## Start
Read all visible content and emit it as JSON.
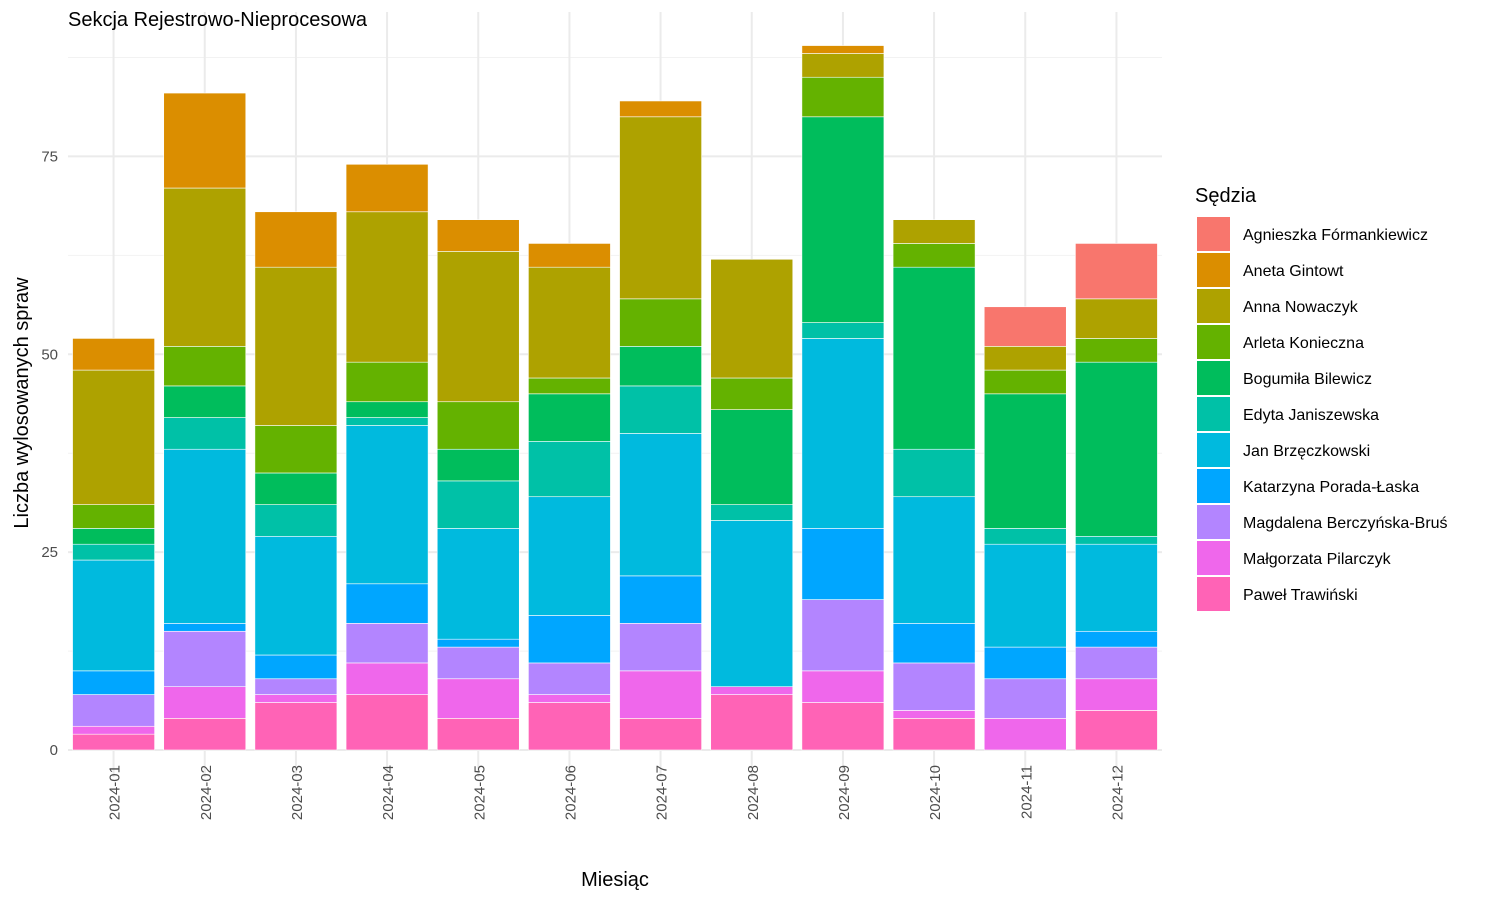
{
  "chart_data": {
    "type": "bar",
    "stacked": true,
    "title": "Sekcja Rejestrowo-Nieprocesowa",
    "xlabel": "Miesiąc",
    "ylabel": "Liczba wylosowanych spraw",
    "ylim": [
      0,
      90
    ],
    "yticks": [
      0,
      25,
      50,
      75
    ],
    "grid": true,
    "legend_title": "Sędzia",
    "legend_position": "right",
    "categories": [
      "2024-01",
      "2024-02",
      "2024-03",
      "2024-04",
      "2024-05",
      "2024-06",
      "2024-07",
      "2024-08",
      "2024-09",
      "2024-10",
      "2024-11",
      "2024-12"
    ],
    "series": [
      {
        "name": "Agnieszka Fórmankiewicz",
        "color": "#F8766D",
        "values": [
          0,
          0,
          0,
          0,
          0,
          0,
          0,
          0,
          0,
          0,
          5,
          7
        ]
      },
      {
        "name": "Aneta Gintowt",
        "color": "#DB8E00",
        "values": [
          4,
          12,
          7,
          6,
          4,
          3,
          2,
          0,
          1,
          0,
          0,
          0
        ]
      },
      {
        "name": "Anna Nowaczyk",
        "color": "#AEA200",
        "values": [
          17,
          20,
          20,
          19,
          19,
          14,
          23,
          15,
          3,
          3,
          3,
          5
        ]
      },
      {
        "name": "Arleta Konieczna",
        "color": "#64B200",
        "values": [
          3,
          5,
          6,
          5,
          6,
          2,
          6,
          4,
          5,
          3,
          3,
          3
        ]
      },
      {
        "name": "Bogumiła Bilewicz",
        "color": "#00BD5C",
        "values": [
          2,
          4,
          4,
          2,
          4,
          6,
          5,
          12,
          26,
          23,
          17,
          22
        ]
      },
      {
        "name": "Edyta Janiszewska",
        "color": "#00C1A7",
        "values": [
          2,
          4,
          4,
          1,
          6,
          7,
          6,
          2,
          2,
          6,
          2,
          1
        ]
      },
      {
        "name": "Jan Brzęczkowski",
        "color": "#00BADE",
        "values": [
          14,
          22,
          15,
          20,
          14,
          15,
          18,
          21,
          24,
          16,
          13,
          11
        ]
      },
      {
        "name": "Katarzyna Porada-Łaska",
        "color": "#00A6FF",
        "values": [
          3,
          1,
          3,
          5,
          1,
          6,
          6,
          0,
          9,
          5,
          4,
          2
        ]
      },
      {
        "name": "Magdalena Berczyńska-Bruś",
        "color": "#B385FF",
        "values": [
          4,
          7,
          2,
          5,
          4,
          4,
          6,
          0,
          9,
          6,
          5,
          4
        ]
      },
      {
        "name": "Małgorzata Pilarczyk",
        "color": "#EF67EB",
        "values": [
          1,
          4,
          1,
          4,
          5,
          1,
          6,
          1,
          4,
          1,
          4,
          4
        ]
      },
      {
        "name": "Paweł Trawiński",
        "color": "#FF63B6",
        "values": [
          2,
          4,
          6,
          7,
          4,
          6,
          4,
          7,
          6,
          4,
          0,
          5
        ]
      }
    ]
  }
}
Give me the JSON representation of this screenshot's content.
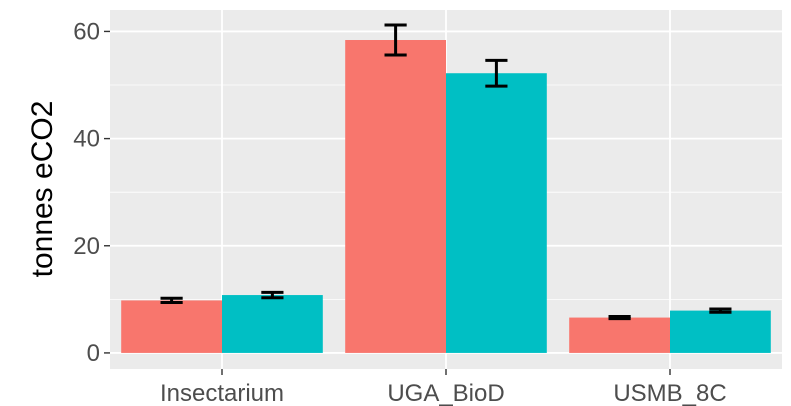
{
  "chart_data": {
    "type": "bar",
    "title": "",
    "xlabel": "",
    "ylabel": "tonnes eCO2",
    "categories": [
      "Insectarium",
      "UGA_BioD",
      "USMB_8C"
    ],
    "series": [
      {
        "color": "#F8766D",
        "values": [
          9.8,
          58.4,
          6.6
        ],
        "err_low": [
          9.4,
          55.6,
          6.4
        ],
        "err_high": [
          10.2,
          61.2,
          6.8
        ]
      },
      {
        "color": "#00BFC4",
        "values": [
          10.8,
          52.2,
          7.9
        ],
        "err_low": [
          10.3,
          49.8,
          7.6
        ],
        "err_high": [
          11.3,
          54.6,
          8.2
        ]
      }
    ],
    "ylim": [
      -3,
      64
    ],
    "yticks": [
      0,
      20,
      40,
      60
    ],
    "ytick_labels": [
      "0",
      "20",
      "40",
      "60"
    ],
    "grid": true,
    "background": "#EBEBEB",
    "legend": "none"
  }
}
## End
Calculate how many lines of the material include the string "JSON", and state that number by itself.

#### The answer
2